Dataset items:
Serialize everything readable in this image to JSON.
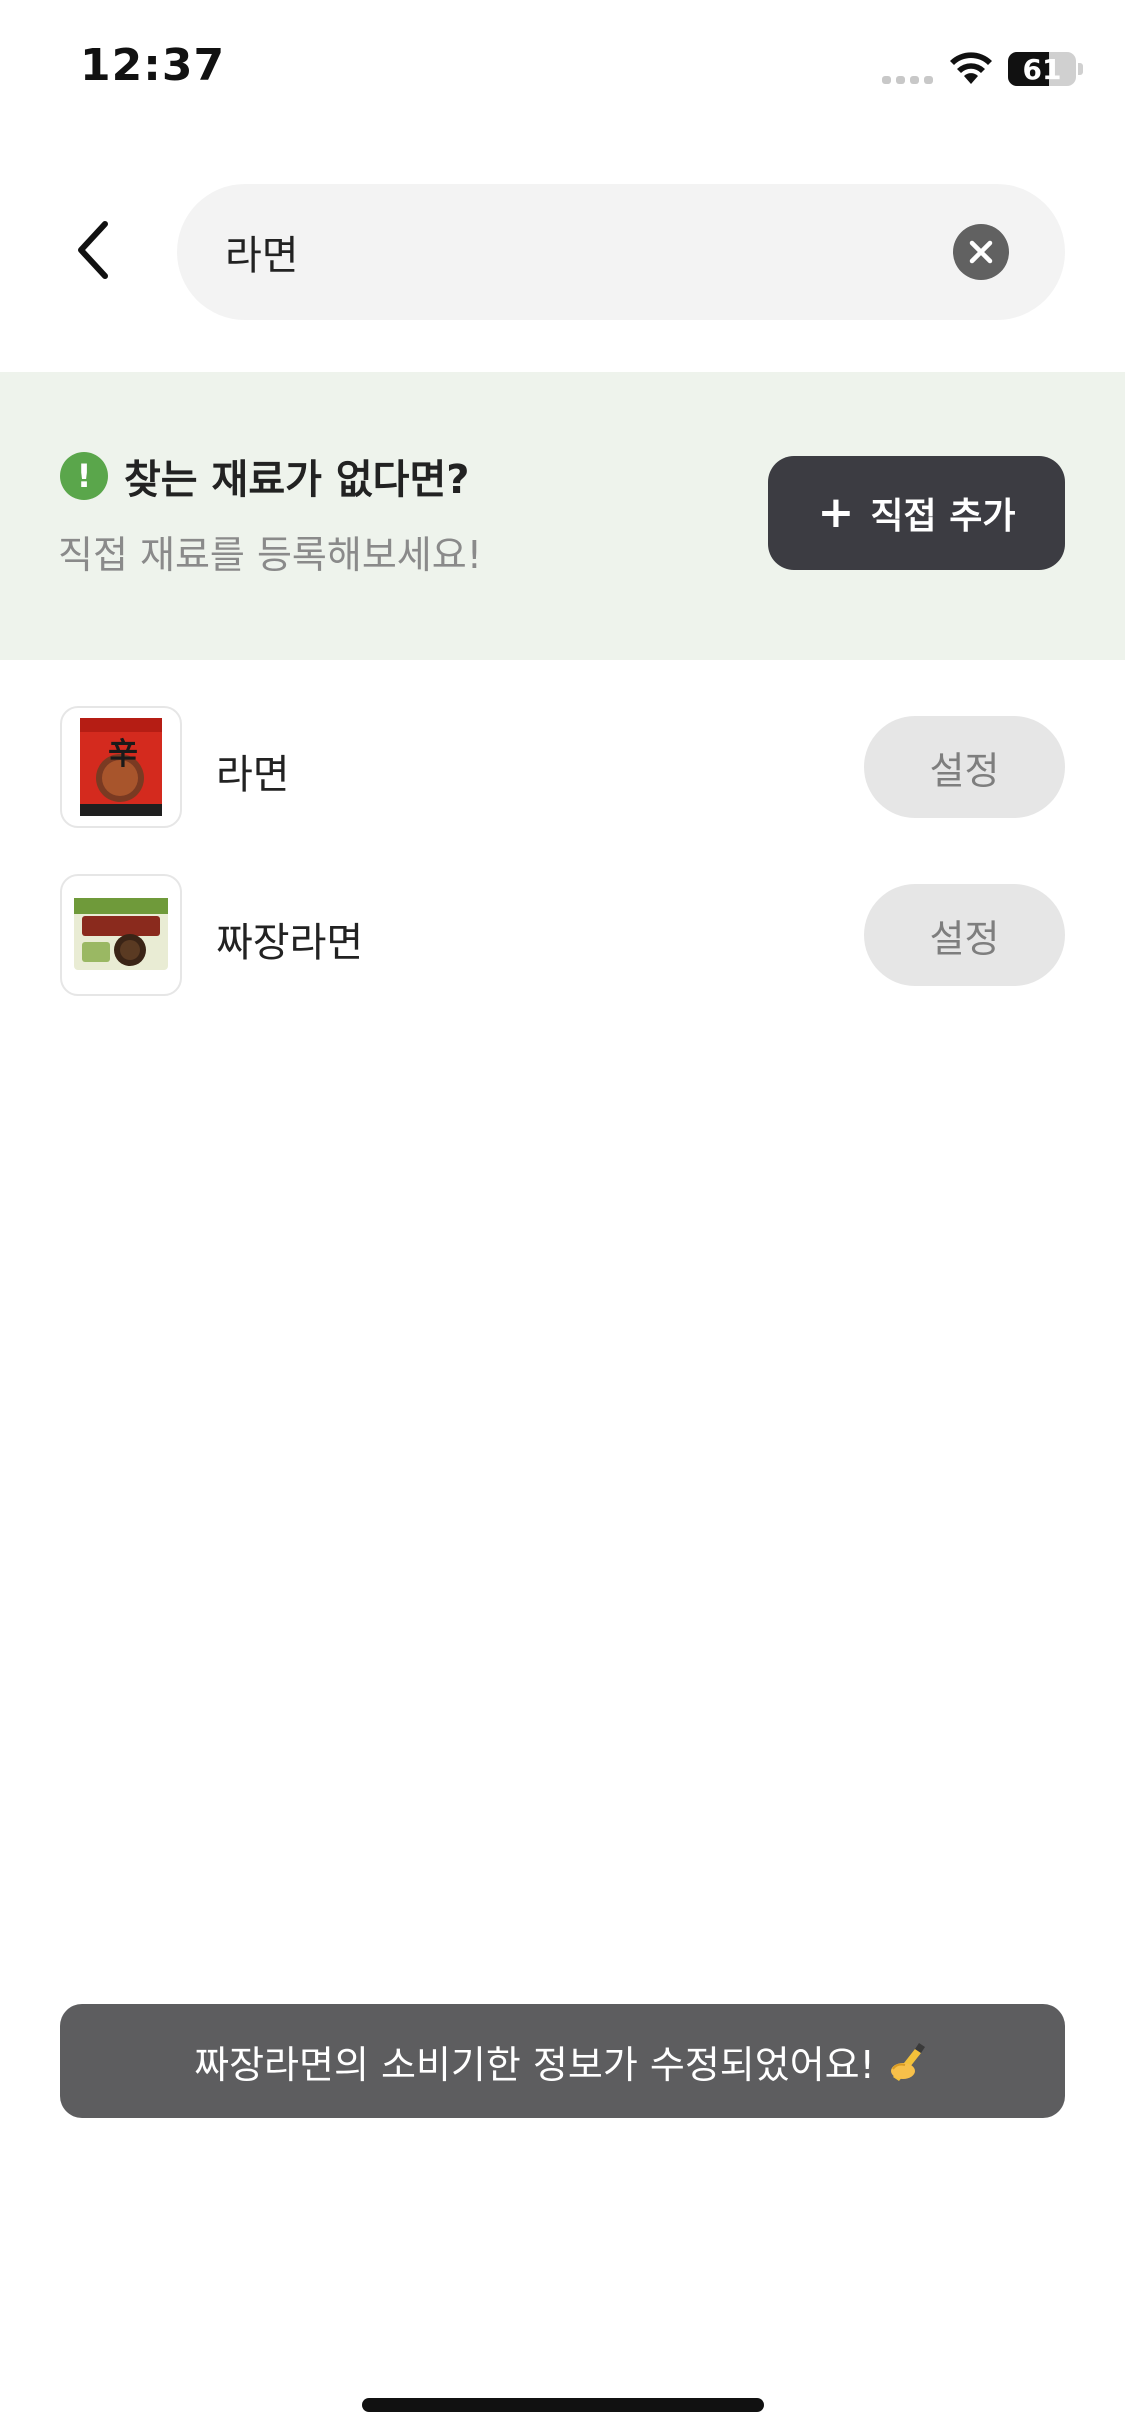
{
  "status_bar": {
    "time": "12:37",
    "battery_level": 61,
    "battery_text": "61"
  },
  "search": {
    "query": "라면",
    "placeholder": ""
  },
  "banner": {
    "title": "찾는 재료가 없다면?",
    "subtitle": "직접 재료를 등록해보세요!",
    "button_label": "직접 추가"
  },
  "results": [
    {
      "name": "라면",
      "button_label": "설정",
      "thumbnail": "ramen-package-icon"
    },
    {
      "name": "짜장라면",
      "button_label": "설정",
      "thumbnail": "jjajang-ramen-package-icon"
    }
  ],
  "toast": {
    "message": "짜장라면의 소비기한 정보가 수정되었어요!"
  },
  "colors": {
    "banner_bg": "#eef3ec",
    "accent_green": "#5aa64b",
    "dark_button": "#3c3c42",
    "toast_bg": "#5d5d5f"
  },
  "icons": {
    "back": "chevron-left-icon",
    "clear": "close-circle-icon",
    "alert": "exclamation-circle-icon",
    "add": "plus-icon",
    "toast_emoji": "writing-hand-icon"
  }
}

**Short exercise:**
Every line of the material is to be quoted exactly, with no pictures carried over.

**Output of the task:**
Serialize everything readable in this image to JSON.
{
  "status_bar": {
    "time": "12:37",
    "battery_level": 61,
    "battery_text": "61"
  },
  "search": {
    "query": "라면",
    "placeholder": ""
  },
  "banner": {
    "title": "찾는 재료가 없다면?",
    "subtitle": "직접 재료를 등록해보세요!",
    "button_label": "직접 추가"
  },
  "results": [
    {
      "name": "라면",
      "button_label": "설정",
      "thumbnail": "ramen-package-icon"
    },
    {
      "name": "짜장라면",
      "button_label": "설정",
      "thumbnail": "jjajang-ramen-package-icon"
    }
  ],
  "toast": {
    "message": "짜장라면의 소비기한 정보가 수정되었어요!"
  },
  "colors": {
    "banner_bg": "#eef3ec",
    "accent_green": "#5aa64b",
    "dark_button": "#3c3c42",
    "toast_bg": "#5d5d5f"
  },
  "icons": {
    "back": "chevron-left-icon",
    "clear": "close-circle-icon",
    "alert": "exclamation-circle-icon",
    "add": "plus-icon",
    "toast_emoji": "writing-hand-icon"
  }
}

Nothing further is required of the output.